- [CONSIGNE] Pouvez-vous recopier à l'identique tout ce qui va du début des données jusqu'à la ligne contenant « 244, 1120, 373] », celle-ci comprise ?

- [DONNÉES DE TRAVAIL]
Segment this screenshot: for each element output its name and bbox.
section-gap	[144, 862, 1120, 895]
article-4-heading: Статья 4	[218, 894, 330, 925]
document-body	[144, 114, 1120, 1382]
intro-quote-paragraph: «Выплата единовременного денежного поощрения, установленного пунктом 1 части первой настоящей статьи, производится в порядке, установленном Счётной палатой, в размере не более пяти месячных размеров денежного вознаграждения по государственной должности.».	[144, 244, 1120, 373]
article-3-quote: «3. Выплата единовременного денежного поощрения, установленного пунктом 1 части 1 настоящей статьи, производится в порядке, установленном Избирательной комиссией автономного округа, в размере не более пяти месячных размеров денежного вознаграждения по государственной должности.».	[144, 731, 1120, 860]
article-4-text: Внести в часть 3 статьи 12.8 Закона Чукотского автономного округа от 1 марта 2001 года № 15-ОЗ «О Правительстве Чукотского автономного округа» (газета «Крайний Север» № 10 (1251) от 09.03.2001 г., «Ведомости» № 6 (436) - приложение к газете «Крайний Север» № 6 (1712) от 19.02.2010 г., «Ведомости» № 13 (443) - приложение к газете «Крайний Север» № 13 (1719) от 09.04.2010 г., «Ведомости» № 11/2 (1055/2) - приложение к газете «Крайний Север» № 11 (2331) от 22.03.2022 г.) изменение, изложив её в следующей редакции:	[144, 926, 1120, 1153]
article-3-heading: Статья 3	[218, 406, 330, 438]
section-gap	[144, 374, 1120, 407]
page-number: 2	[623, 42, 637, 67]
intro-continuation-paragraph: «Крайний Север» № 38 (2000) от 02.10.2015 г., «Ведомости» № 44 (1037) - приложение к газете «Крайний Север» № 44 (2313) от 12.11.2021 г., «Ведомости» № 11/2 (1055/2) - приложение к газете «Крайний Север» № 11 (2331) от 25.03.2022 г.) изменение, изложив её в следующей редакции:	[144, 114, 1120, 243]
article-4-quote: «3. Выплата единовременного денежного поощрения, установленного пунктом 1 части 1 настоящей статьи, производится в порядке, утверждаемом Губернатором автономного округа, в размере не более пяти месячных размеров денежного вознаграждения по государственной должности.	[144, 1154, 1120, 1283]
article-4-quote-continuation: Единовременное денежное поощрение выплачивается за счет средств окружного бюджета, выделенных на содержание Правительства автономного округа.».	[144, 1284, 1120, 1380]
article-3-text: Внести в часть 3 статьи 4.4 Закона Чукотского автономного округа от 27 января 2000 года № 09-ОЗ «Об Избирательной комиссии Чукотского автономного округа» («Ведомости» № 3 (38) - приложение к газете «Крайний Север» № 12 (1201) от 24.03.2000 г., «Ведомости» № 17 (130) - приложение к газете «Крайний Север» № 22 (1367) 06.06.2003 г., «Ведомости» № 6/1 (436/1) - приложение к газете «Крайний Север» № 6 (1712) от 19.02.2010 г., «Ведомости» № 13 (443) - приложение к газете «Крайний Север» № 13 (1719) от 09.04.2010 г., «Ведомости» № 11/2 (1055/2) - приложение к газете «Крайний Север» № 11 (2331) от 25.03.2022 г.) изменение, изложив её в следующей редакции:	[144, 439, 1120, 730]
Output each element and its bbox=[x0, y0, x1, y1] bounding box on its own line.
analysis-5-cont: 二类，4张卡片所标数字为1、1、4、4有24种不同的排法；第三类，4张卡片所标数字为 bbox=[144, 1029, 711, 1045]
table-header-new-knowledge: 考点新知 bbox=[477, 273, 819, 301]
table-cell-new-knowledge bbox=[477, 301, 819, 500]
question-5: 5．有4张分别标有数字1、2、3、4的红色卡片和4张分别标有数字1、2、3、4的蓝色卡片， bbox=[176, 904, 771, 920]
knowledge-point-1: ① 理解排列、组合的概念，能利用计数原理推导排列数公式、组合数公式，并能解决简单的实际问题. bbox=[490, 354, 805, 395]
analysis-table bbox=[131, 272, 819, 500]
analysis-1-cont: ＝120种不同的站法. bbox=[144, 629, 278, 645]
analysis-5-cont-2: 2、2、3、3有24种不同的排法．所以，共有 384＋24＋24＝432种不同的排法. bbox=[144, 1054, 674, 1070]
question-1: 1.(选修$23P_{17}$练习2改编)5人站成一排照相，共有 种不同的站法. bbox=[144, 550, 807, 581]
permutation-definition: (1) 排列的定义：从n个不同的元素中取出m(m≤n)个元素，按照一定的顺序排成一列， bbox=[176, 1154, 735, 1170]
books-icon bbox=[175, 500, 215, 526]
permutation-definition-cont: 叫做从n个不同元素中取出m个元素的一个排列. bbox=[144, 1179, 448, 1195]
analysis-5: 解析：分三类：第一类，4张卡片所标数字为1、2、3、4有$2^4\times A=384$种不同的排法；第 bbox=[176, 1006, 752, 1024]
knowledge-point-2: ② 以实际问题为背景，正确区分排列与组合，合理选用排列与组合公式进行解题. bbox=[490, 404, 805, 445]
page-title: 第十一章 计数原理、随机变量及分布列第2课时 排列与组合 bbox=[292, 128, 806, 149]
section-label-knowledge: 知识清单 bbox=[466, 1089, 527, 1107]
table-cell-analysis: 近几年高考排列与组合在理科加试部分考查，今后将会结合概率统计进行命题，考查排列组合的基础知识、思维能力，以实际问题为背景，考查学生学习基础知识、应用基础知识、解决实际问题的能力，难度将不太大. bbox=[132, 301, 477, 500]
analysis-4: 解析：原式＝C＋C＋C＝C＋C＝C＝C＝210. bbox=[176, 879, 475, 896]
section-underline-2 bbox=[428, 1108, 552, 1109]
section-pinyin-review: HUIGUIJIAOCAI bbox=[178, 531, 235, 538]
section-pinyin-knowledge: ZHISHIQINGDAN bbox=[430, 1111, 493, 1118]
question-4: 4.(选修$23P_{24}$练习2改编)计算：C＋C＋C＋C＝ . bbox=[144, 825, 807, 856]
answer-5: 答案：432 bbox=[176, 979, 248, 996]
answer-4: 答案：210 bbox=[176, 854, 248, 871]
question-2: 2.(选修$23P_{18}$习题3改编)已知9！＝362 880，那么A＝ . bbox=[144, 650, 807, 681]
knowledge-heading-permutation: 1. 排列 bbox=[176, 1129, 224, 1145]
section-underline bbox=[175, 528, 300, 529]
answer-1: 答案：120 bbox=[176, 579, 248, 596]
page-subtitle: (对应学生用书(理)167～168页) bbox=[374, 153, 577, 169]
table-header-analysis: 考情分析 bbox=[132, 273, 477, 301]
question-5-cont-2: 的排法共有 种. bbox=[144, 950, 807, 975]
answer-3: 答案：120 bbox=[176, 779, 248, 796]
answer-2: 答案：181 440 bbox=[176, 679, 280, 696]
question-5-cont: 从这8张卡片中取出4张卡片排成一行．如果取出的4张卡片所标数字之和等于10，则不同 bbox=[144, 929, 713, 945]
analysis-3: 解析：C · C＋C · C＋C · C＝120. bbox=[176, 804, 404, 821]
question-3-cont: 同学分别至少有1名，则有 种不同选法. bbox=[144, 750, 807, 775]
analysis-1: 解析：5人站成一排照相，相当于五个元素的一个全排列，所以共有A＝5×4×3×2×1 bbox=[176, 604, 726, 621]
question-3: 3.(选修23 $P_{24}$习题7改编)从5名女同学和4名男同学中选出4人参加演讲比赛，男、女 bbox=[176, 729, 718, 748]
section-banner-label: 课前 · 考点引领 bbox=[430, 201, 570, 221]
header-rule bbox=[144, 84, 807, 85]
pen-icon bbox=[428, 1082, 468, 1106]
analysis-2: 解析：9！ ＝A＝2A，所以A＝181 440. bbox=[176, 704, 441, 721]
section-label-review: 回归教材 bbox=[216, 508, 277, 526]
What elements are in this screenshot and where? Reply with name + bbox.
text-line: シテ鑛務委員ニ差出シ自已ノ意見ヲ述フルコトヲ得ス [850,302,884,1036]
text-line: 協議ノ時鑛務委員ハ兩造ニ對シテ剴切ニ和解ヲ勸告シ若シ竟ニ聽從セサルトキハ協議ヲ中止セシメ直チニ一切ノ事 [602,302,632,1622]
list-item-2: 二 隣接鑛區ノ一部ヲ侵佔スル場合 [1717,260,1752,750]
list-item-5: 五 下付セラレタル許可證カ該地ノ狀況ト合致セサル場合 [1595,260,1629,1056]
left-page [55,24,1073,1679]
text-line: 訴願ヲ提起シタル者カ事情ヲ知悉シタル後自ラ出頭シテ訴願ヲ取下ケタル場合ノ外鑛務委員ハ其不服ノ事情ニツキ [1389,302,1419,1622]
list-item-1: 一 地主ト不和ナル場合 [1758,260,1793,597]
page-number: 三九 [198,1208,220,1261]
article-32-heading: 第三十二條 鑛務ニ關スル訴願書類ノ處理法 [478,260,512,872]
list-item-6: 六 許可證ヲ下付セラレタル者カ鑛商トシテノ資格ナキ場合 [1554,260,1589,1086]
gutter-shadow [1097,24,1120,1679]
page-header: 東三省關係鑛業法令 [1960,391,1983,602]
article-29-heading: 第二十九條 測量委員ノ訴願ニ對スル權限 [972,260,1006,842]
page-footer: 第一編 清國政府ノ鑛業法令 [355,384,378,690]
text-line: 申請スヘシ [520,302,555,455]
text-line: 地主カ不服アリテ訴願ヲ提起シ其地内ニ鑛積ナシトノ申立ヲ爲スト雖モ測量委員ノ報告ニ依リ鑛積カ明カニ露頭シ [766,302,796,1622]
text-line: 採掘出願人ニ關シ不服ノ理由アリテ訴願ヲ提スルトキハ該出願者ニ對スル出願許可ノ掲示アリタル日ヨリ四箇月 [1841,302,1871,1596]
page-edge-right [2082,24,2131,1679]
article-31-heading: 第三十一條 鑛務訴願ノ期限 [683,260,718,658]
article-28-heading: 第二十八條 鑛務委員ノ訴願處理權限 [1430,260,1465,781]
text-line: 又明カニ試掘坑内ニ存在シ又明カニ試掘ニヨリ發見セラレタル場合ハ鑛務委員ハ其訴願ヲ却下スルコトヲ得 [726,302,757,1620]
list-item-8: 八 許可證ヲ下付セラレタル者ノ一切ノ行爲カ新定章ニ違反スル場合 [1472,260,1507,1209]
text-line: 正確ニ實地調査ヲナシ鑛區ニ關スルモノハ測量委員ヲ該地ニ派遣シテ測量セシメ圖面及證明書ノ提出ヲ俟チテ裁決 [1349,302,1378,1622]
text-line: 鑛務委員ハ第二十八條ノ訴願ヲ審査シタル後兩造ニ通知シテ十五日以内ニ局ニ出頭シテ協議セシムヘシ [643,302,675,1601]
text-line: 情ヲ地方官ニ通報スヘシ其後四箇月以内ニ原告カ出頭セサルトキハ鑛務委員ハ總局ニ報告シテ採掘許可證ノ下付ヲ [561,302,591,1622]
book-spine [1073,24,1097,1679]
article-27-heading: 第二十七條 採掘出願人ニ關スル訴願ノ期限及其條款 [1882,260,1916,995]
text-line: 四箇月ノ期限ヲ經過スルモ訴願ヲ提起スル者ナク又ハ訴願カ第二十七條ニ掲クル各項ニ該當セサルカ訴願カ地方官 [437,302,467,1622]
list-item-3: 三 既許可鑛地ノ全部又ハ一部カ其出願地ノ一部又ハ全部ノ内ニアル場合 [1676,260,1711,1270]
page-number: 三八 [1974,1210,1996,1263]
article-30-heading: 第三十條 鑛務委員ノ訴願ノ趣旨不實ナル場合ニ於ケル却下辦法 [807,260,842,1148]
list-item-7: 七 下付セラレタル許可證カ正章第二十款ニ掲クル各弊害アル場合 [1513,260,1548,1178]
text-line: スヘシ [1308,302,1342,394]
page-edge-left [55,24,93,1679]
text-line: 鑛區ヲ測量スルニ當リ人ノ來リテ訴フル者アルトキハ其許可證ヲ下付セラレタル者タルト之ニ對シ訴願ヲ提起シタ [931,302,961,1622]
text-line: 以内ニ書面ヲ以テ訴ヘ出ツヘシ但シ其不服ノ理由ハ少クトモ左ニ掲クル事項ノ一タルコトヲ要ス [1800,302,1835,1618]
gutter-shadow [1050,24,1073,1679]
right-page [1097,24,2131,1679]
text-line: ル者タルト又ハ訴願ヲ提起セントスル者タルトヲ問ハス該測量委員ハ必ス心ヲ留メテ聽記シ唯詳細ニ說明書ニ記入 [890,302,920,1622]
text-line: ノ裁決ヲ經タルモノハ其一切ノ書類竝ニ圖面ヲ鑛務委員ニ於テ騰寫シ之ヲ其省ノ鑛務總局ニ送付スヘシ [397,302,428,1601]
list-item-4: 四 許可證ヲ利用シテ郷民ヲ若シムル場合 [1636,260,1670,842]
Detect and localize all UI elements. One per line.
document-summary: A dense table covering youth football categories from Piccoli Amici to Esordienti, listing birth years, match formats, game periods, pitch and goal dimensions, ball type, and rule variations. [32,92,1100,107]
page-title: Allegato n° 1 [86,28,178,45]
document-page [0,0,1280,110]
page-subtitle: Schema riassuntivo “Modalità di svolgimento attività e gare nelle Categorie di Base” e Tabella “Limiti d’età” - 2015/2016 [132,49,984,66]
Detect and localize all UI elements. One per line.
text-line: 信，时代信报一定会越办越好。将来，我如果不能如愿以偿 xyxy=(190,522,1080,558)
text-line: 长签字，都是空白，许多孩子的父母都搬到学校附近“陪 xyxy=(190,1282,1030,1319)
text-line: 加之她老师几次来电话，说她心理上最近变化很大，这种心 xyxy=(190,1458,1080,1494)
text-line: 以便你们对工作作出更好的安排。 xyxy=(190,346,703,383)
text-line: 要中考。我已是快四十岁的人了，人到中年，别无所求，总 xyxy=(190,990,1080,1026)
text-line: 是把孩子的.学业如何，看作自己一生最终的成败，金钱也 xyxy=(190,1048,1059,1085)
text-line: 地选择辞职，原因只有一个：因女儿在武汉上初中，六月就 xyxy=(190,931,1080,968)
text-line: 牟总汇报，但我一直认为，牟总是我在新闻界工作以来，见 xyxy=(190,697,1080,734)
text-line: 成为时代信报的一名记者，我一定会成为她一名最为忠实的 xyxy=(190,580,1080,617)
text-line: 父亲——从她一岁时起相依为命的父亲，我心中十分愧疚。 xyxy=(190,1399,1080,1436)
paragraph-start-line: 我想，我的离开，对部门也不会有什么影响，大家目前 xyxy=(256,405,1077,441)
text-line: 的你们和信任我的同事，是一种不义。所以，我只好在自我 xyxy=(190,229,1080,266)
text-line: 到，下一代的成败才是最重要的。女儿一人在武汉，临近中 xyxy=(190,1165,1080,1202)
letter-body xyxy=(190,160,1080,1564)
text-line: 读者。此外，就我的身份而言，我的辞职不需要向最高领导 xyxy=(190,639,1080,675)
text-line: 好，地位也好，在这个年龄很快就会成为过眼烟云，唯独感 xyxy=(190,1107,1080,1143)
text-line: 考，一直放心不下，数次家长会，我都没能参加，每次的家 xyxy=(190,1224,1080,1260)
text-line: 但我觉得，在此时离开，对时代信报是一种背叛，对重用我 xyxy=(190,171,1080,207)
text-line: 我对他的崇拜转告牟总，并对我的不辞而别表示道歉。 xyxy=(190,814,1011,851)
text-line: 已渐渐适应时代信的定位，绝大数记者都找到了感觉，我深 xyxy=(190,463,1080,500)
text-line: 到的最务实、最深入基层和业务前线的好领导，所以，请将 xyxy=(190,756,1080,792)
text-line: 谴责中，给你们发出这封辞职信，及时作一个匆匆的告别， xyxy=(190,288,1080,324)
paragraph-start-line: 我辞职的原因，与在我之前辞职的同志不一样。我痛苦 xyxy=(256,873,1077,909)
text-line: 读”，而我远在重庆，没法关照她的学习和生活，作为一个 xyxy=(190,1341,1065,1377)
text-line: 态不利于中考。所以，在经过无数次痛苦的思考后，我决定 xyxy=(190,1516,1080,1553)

- [RÉSULTAT ATTENDU]
Segment this screenshot: for each element output its name and bbox.
section-gap	[144, 862, 1120, 895]
article-4-heading: Статья 4	[218, 894, 330, 925]
document-body	[144, 114, 1120, 1382]
intro-quote-paragraph: «Выплата единовременного денежного поощрения, установленного пунктом 1 части первой настоящей статьи, производится в порядке, установленном Счётной палатой, в размере не более пяти месячных размеров денежного вознаграждения по государственной должности.».	[144, 244, 1120, 373]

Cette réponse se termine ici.